Can you quote the lines between the one holding "nav-icon[interactable]: 📚 (2, 252, 18, 268)" and the one holding "tool-icon[interactable]: ◆ (350, 116, 368, 134)", inclusive, exactly as they appear in the records?

Exercise material »
════════════════
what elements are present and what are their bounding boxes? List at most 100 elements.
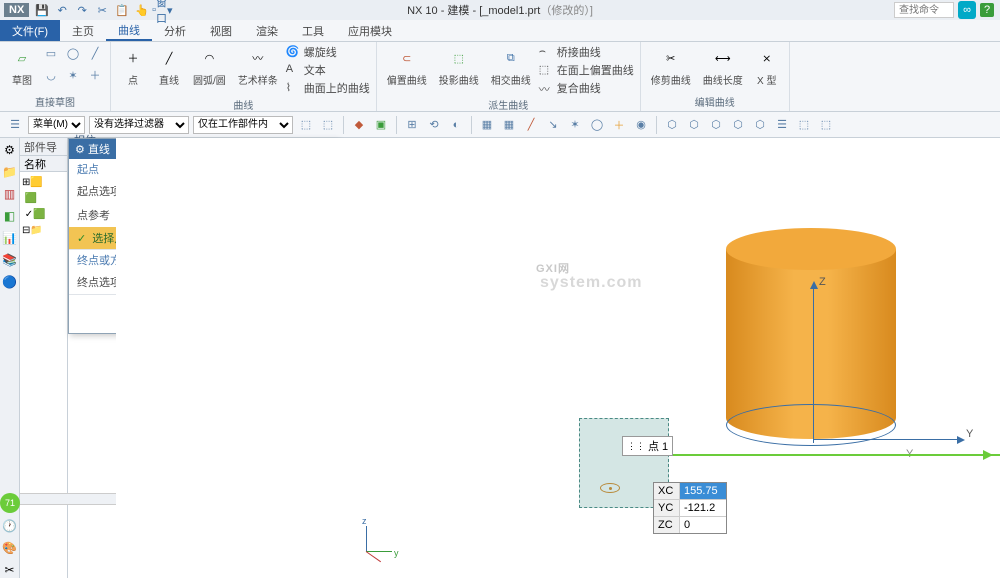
nav-icon[interactable]: 📚 (2, 252, 18, 268)
cut-icon[interactable]: ✂ (95, 3, 109, 17)
sketch-button[interactable]: ▱ 草图 (6, 44, 38, 89)
menu-curve[interactable]: 曲线 (106, 20, 152, 41)
menu-file[interactable]: 文件(F) (0, 20, 60, 41)
nav-icon[interactable]: 🔵 (2, 274, 18, 290)
navigator-tree[interactable]: ⊞🟨 🟩 ✓🟩 ⊟📁 (20, 172, 67, 240)
tool-icon[interactable]: ⬡ (707, 116, 725, 134)
spline-button[interactable]: 〰艺术样条 (234, 44, 282, 89)
history-icon[interactable]: 🕐 (2, 518, 18, 534)
copy-icon[interactable]: 📋 (115, 3, 129, 17)
tool-icon[interactable]: ⬡ (663, 116, 681, 134)
project-curve-button[interactable]: ⬚投影曲线 (435, 44, 483, 89)
xc-row[interactable]: XC155.75 (654, 483, 726, 500)
nav-icon[interactable]: 📊 (2, 230, 18, 246)
offset-face-button[interactable]: ⬚在面上偏置曲线 (539, 62, 634, 78)
search-input[interactable] (894, 2, 954, 18)
project-curve-icon: ⬚ (447, 46, 471, 70)
tool-icon[interactable]: ⬚ (319, 116, 337, 134)
x-form-button[interactable]: ⨯X 型 (751, 44, 783, 89)
tool-icon[interactable]: ✂ (2, 562, 18, 578)
nav-icon[interactable]: ▥ (2, 186, 18, 202)
menu-application[interactable]: 应用模块 (336, 20, 404, 41)
add-icon[interactable]: ＋ (86, 66, 104, 84)
tool-icon[interactable]: ╱ (522, 116, 540, 134)
tool-icon[interactable]: ↘ (544, 116, 562, 134)
tool-icon[interactable]: ▣ (372, 116, 390, 134)
text-button[interactable]: A文本 (286, 62, 370, 78)
tool-icon[interactable]: ✶ (566, 116, 584, 134)
point-label[interactable]: ⋮⋮点 1 (622, 436, 673, 456)
color-icon[interactable]: 🎨 (2, 540, 18, 556)
tool-icon[interactable]: ◐ (447, 116, 465, 134)
menu-bar: 文件(F) 主页 曲线 分析 视图 渲染 工具 应用模块 (0, 20, 1000, 42)
navigator-column[interactable]: 名称 (20, 156, 67, 172)
group-label: 直接草图 (6, 93, 104, 109)
zc-row[interactable]: ZC0 (654, 517, 726, 533)
menu-render[interactable]: 渲染 (244, 20, 290, 41)
tool-icon[interactable]: ◆ (350, 116, 368, 134)
help-icon[interactable]: ? (980, 3, 994, 17)
tool-icon[interactable]: ☰ (773, 116, 791, 134)
spiral-button[interactable]: 🌀螺旋线 (286, 44, 370, 60)
undo-icon[interactable]: ↶ (55, 3, 69, 17)
menu-tools[interactable]: 工具 (290, 20, 336, 41)
tree-row[interactable]: ⊞🟨 (22, 174, 65, 190)
tool-icon[interactable]: ＋ (610, 116, 628, 134)
point-sketch-icon[interactable]: ✶ (64, 66, 82, 84)
tool-icon[interactable]: ⊞ (403, 116, 421, 134)
3d-viewport[interactable]: GXI网 system.com Z Y Y ⋮⋮点 1 XC155.75 YC-… (116, 138, 1000, 578)
command-search: ∞ ? (894, 1, 994, 19)
menu-analysis[interactable]: 分析 (152, 20, 198, 41)
tool-icon[interactable]: ⬡ (751, 116, 769, 134)
save-icon[interactable]: 💾 (35, 3, 49, 17)
group-label: 派生曲线 (383, 96, 634, 112)
point-button[interactable]: ＋点 (117, 44, 149, 89)
menu-home[interactable]: 主页 (60, 20, 106, 41)
nav-icon[interactable]: 📁 (2, 164, 18, 180)
y-axis (813, 439, 963, 440)
bridge-curve-button[interactable]: ⌢桥接曲线 (539, 44, 634, 60)
touch-icon[interactable]: 👆 (135, 3, 149, 17)
tool-icon[interactable]: ◉ (632, 116, 650, 134)
length-icon: ⟷ (711, 46, 735, 70)
intersect-curve-button[interactable]: ⧉相交曲线 (487, 44, 535, 89)
navigator-header: 部件导 (20, 138, 67, 156)
offset-curve-button[interactable]: ⊂偏置曲线 (383, 44, 431, 89)
ribbon-group-edit: ✂修剪曲线 ⟷曲线长度 ⨯X 型 编辑曲线 (641, 42, 790, 111)
arc-icon[interactable]: ◡ (42, 66, 60, 84)
nav-icon[interactable]: ◧ (2, 208, 18, 224)
tool-icon[interactable]: ⬚ (297, 116, 315, 134)
menu-view[interactable]: 视图 (198, 20, 244, 41)
view-triad[interactable]: z y (358, 520, 398, 560)
tool-icon[interactable]: ⬡ (729, 116, 747, 134)
tool-icon[interactable]: ▦ (478, 116, 496, 134)
gear-icon[interactable]: ⚙ (2, 142, 18, 158)
tool-icon[interactable]: ⬚ (817, 116, 835, 134)
window-menu[interactable]: ▫ 窗口▾ (155, 3, 169, 17)
tree-row[interactable]: ✓🟩 (22, 206, 65, 222)
line-button[interactable]: ╱直线 (153, 44, 185, 89)
yc-row[interactable]: YC-121.2 (654, 500, 726, 517)
cylinder-model[interactable] (726, 228, 896, 438)
point-icon: ＋ (121, 46, 145, 70)
filter-dropdown[interactable]: 没有选择过滤器 (89, 116, 189, 134)
redo-icon[interactable]: ↷ (75, 3, 89, 17)
circle-icon[interactable]: ◯ (64, 44, 82, 62)
arc-circle-button[interactable]: ◠圆弧/圆 (189, 44, 230, 89)
tree-row[interactable]: 🟩 (22, 190, 65, 206)
surface-curve-button[interactable]: ⌇曲面上的曲线 (286, 80, 370, 96)
curve-length-button[interactable]: ⟷曲线长度 (699, 44, 747, 89)
rectangle-icon[interactable]: ▭ (42, 44, 60, 62)
menu-dropdown-icon[interactable]: ☰ (6, 116, 24, 134)
scope-dropdown[interactable]: 仅在工作部件内 (193, 116, 293, 134)
trim-curve-button[interactable]: ✂修剪曲线 (647, 44, 695, 89)
tool-icon[interactable]: ◯ (588, 116, 606, 134)
composite-curve-button[interactable]: 〰复合曲线 (539, 80, 634, 96)
line-icon[interactable]: ╱ (86, 44, 104, 62)
tool-icon[interactable]: ▦ (500, 116, 518, 134)
tool-icon[interactable]: ⟲ (425, 116, 443, 134)
tree-row[interactable]: ⊟📁 (22, 222, 65, 238)
tool-icon[interactable]: ⬚ (795, 116, 813, 134)
tool-icon[interactable]: ⬡ (685, 116, 703, 134)
search-go-icon[interactable]: ∞ (958, 1, 976, 19)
════════════════
Exercise answer »
nav-icon[interactable]: 📚 (2, 252, 18, 268)
cut-icon[interactable]: ✂ (95, 3, 109, 17)
sketch-button[interactable]: ▱ 草图 (6, 44, 38, 89)
menu-curve[interactable]: 曲线 (106, 20, 152, 41)
menu-file[interactable]: 文件(F) (0, 20, 60, 41)
nav-icon[interactable]: 🔵 (2, 274, 18, 290)
navigator-tree[interactable]: ⊞🟨 🟩 ✓🟩 ⊟📁 (20, 172, 67, 240)
tool-icon[interactable]: ⬡ (707, 116, 725, 134)
spline-button[interactable]: 〰艺术样条 (234, 44, 282, 89)
history-icon[interactable]: 🕐 (2, 518, 18, 534)
copy-icon[interactable]: 📋 (115, 3, 129, 17)
tool-icon[interactable]: ⬡ (663, 116, 681, 134)
project-curve-button[interactable]: ⬚投影曲线 (435, 44, 483, 89)
xc-row[interactable]: XC155.75 (654, 483, 726, 500)
nav-icon[interactable]: 📊 (2, 230, 18, 246)
offset-face-button[interactable]: ⬚在面上偏置曲线 (539, 62, 634, 78)
search-input[interactable] (894, 2, 954, 18)
project-curve-icon: ⬚ (447, 46, 471, 70)
tool-icon[interactable]: ⬚ (319, 116, 337, 134)
x-form-button[interactable]: ⨯X 型 (751, 44, 783, 89)
tool-icon[interactable]: ✂ (2, 562, 18, 578)
nav-icon[interactable]: ▥ (2, 186, 18, 202)
menu-application[interactable]: 应用模块 (336, 20, 404, 41)
add-icon[interactable]: ＋ (86, 66, 104, 84)
tool-icon[interactable]: ╱ (522, 116, 540, 134)
tool-icon[interactable]: ↘ (544, 116, 562, 134)
tool-icon[interactable]: ▣ (372, 116, 390, 134)
text-button[interactable]: A文本 (286, 62, 370, 78)
tool-icon[interactable]: ✶ (566, 116, 584, 134)
point-label[interactable]: ⋮⋮点 1 (622, 436, 673, 456)
color-icon[interactable]: 🎨 (2, 540, 18, 556)
tool-icon[interactable]: ◐ (447, 116, 465, 134)
menu-bar: 文件(F) 主页 曲线 分析 视图 渲染 工具 应用模块 (0, 20, 1000, 42)
navigator-column[interactable]: 名称 (20, 156, 67, 172)
group-label: 直接草图 (6, 93, 104, 109)
zc-row[interactable]: ZC0 (654, 517, 726, 533)
menu-render[interactable]: 渲染 (244, 20, 290, 41)
tool-icon[interactable]: ◆ (350, 116, 368, 134)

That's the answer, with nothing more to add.